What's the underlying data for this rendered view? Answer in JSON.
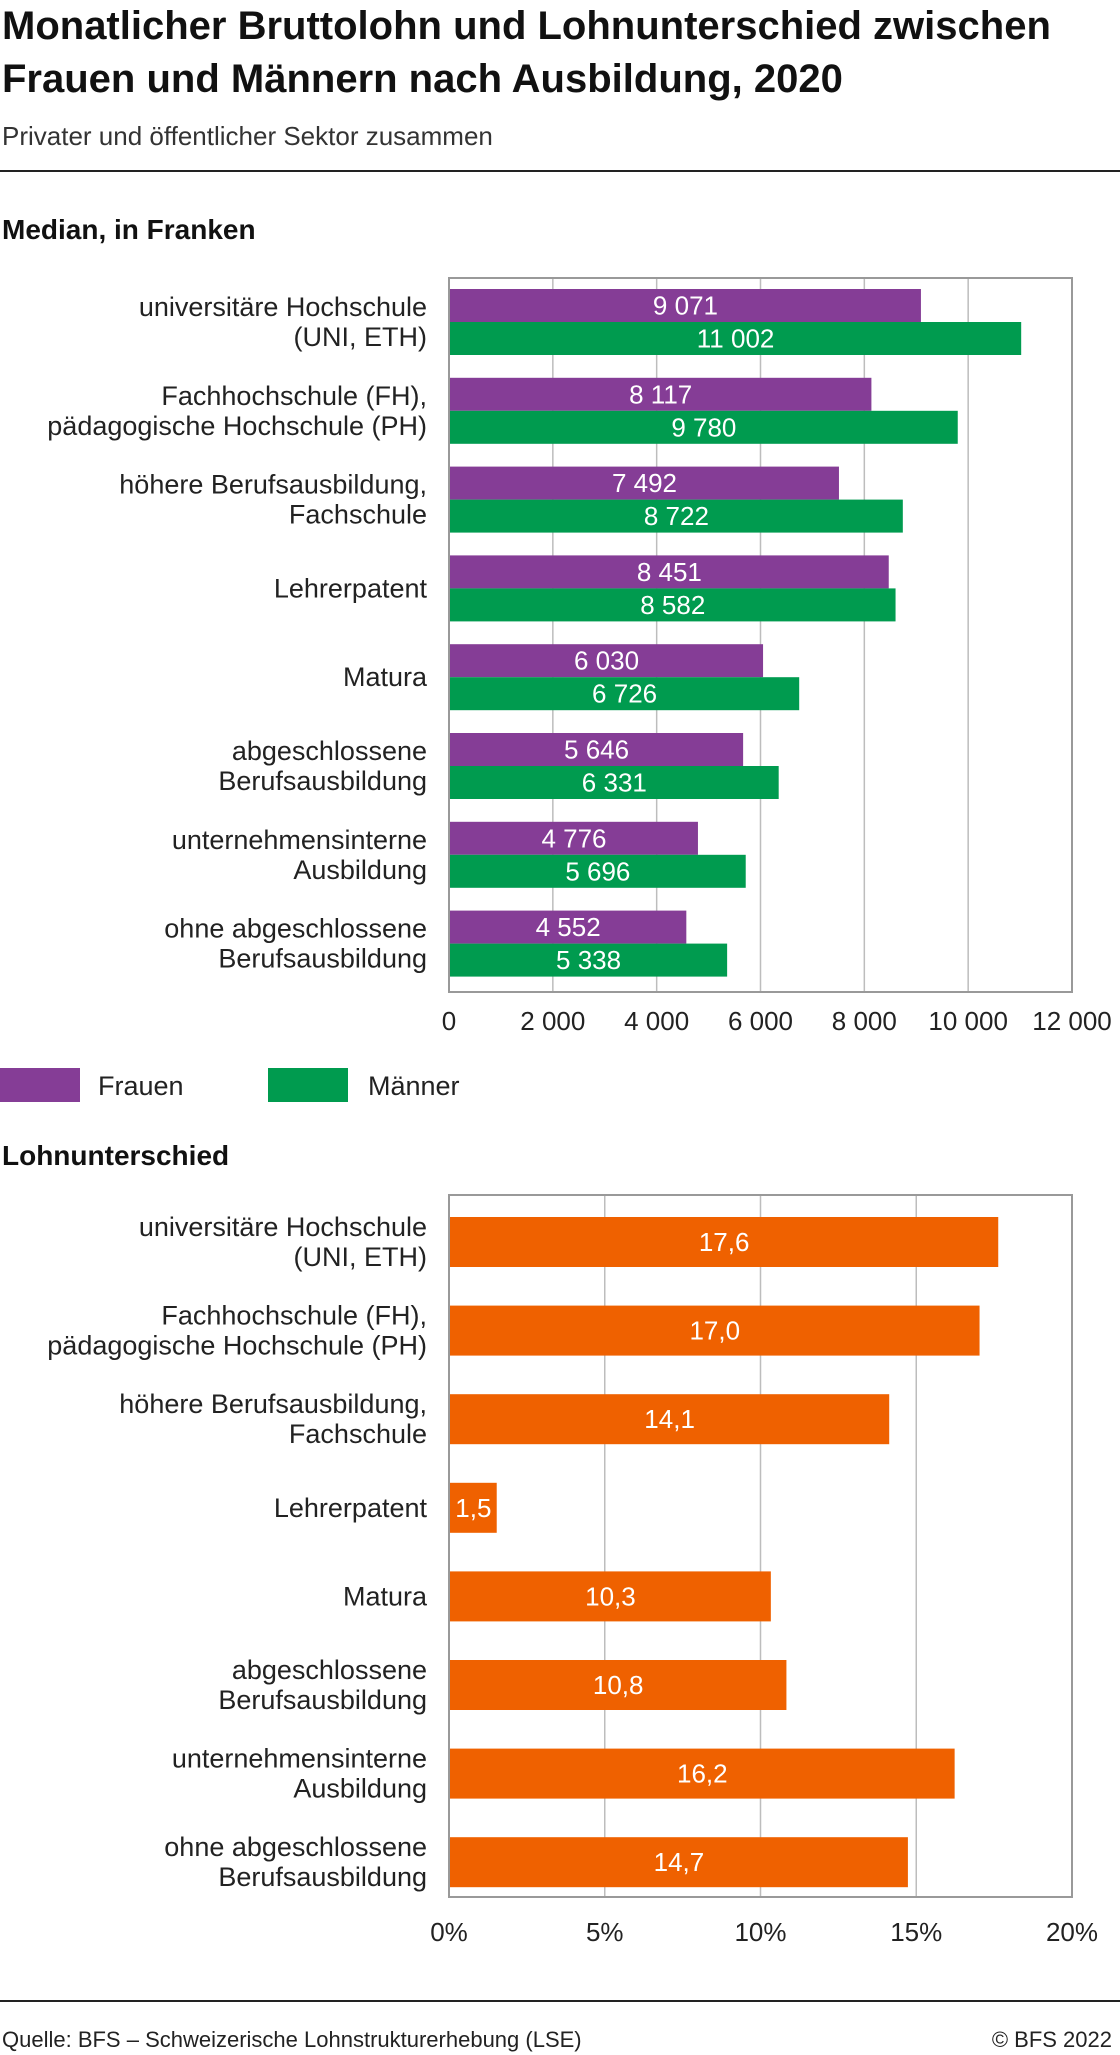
{
  "header": {
    "title": "Monatlicher Bruttolohn und Lohnunterschied zwischen Frauen und Männern nach Ausbildung, 2020",
    "subtitle": "Privater und öffentlicher Sektor zusammen"
  },
  "colors": {
    "frauen": "#853d96",
    "maenner": "#009b4f",
    "gap": "#ef6100",
    "axis": "#999999",
    "grid": "#bdbdbd"
  },
  "chart_data": [
    {
      "type": "bar",
      "orientation": "horizontal",
      "title": "Median, in Franken",
      "categories": [
        [
          "universitäre Hochschule",
          "(UNI, ETH)"
        ],
        [
          "Fachhochschule (FH),",
          "pädagogische Hochschule (PH)"
        ],
        [
          "höhere Berufsausbildung,",
          "Fachschule"
        ],
        [
          "Lehrerpatent"
        ],
        [
          "Matura"
        ],
        [
          "abgeschlossene",
          "Berufsausbildung"
        ],
        [
          "unternehmensinterne",
          "Ausbildung"
        ],
        [
          "ohne abgeschlossene",
          "Berufsausbildung"
        ]
      ],
      "series": [
        {
          "name": "Frauen",
          "values": [
            9071,
            8117,
            7492,
            8451,
            6030,
            5646,
            4776,
            4552
          ],
          "labels": [
            "9 071",
            "8 117",
            "7 492",
            "8 451",
            "6 030",
            "5 646",
            "4 776",
            "4 552"
          ]
        },
        {
          "name": "Männer",
          "values": [
            11002,
            9780,
            8722,
            8582,
            6726,
            6331,
            5696,
            5338
          ],
          "labels": [
            "11 002",
            "9 780",
            "8 722",
            "8 582",
            "6 726",
            "6 331",
            "5 696",
            "5 338"
          ]
        }
      ],
      "xlim": [
        0,
        12000
      ],
      "ticks": [
        0,
        2000,
        4000,
        6000,
        8000,
        10000,
        12000
      ],
      "tick_labels": [
        "0",
        "2 000",
        "4 000",
        "6 000",
        "8 000",
        "10 000",
        "12 000"
      ],
      "grid": true,
      "legend": "bottom-left"
    },
    {
      "type": "bar",
      "orientation": "horizontal",
      "title": "Lohnunterschied",
      "categories": [
        [
          "universitäre Hochschule",
          "(UNI, ETH)"
        ],
        [
          "Fachhochschule (FH),",
          "pädagogische Hochschule (PH)"
        ],
        [
          "höhere Berufsausbildung,",
          "Fachschule"
        ],
        [
          "Lehrerpatent"
        ],
        [
          "Matura"
        ],
        [
          "abgeschlossene",
          "Berufsausbildung"
        ],
        [
          "unternehmensinterne",
          "Ausbildung"
        ],
        [
          "ohne abgeschlossene",
          "Berufsausbildung"
        ]
      ],
      "series": [
        {
          "values": [
            17.6,
            17.0,
            14.1,
            1.5,
            10.3,
            10.8,
            16.2,
            14.7
          ],
          "labels": [
            "17,6",
            "17,0",
            "14,1",
            "1,5",
            "10,3",
            "10,8",
            "16,2",
            "14,7"
          ]
        }
      ],
      "xlim": [
        0,
        20
      ],
      "ticks": [
        0,
        5,
        10,
        15,
        20
      ],
      "tick_labels": [
        "0%",
        "5%",
        "10%",
        "15%",
        "20%"
      ],
      "grid": true
    }
  ],
  "legend": {
    "items": [
      {
        "label": "Frauen"
      },
      {
        "label": "Männer"
      }
    ]
  },
  "footer": {
    "source": "Quelle: BFS – Schweizerische Lohnstrukturerhebung (LSE)",
    "copyright": "© BFS 2022"
  }
}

## WHAT TO WORK ON
Look for "Lohnunterschied" and pull out every line that has it.

## WRITTEN SOLUTION
    "title": "Monatlicher Bruttolohn und Lohnunterschied zwischen Frauen und Männern nach Ausbildung, 2020",
      "title": "Lohnunterschied",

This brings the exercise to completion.